### WHAT TO WORK ON
Collect each line containing "esol".

------------

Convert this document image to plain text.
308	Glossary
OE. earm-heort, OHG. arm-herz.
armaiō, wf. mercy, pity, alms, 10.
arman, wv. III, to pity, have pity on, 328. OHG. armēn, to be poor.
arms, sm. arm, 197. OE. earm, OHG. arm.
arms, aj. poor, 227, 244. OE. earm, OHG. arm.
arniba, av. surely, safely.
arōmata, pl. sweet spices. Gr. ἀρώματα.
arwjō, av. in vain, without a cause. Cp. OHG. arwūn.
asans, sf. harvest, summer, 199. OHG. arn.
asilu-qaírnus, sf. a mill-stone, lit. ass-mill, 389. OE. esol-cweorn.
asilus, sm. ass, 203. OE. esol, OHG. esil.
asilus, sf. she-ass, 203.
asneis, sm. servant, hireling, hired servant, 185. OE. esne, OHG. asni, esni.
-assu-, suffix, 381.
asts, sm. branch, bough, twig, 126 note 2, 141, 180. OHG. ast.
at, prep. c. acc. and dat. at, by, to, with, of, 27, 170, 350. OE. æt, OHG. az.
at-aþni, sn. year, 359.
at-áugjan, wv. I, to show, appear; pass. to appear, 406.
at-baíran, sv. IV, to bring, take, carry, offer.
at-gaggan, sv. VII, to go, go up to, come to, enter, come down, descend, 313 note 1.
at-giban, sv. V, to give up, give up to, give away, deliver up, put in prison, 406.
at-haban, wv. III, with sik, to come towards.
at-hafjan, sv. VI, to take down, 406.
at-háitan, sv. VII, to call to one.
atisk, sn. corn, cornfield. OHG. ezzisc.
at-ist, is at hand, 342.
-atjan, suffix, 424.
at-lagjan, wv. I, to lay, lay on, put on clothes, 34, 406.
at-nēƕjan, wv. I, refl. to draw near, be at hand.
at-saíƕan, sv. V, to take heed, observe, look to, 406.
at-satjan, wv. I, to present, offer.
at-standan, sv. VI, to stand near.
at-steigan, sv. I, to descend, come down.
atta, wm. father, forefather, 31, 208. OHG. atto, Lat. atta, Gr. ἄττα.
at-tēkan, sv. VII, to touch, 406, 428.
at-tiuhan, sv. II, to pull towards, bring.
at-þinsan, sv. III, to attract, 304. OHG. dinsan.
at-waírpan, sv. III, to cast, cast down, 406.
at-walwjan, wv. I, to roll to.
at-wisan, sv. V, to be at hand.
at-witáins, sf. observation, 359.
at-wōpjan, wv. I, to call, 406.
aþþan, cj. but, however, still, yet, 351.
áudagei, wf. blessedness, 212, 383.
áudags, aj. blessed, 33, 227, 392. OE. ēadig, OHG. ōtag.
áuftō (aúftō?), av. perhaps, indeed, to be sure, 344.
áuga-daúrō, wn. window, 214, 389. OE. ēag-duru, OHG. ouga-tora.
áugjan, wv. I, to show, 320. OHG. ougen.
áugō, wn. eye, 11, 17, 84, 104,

------------

### TASK OUTPUT
asilu-qaírnus, sf. a mill-stone, lit. ass-mill, 389. OE. esol-cweorn.
asilus, sm. ass, 203. OE. esol, OHG. esil.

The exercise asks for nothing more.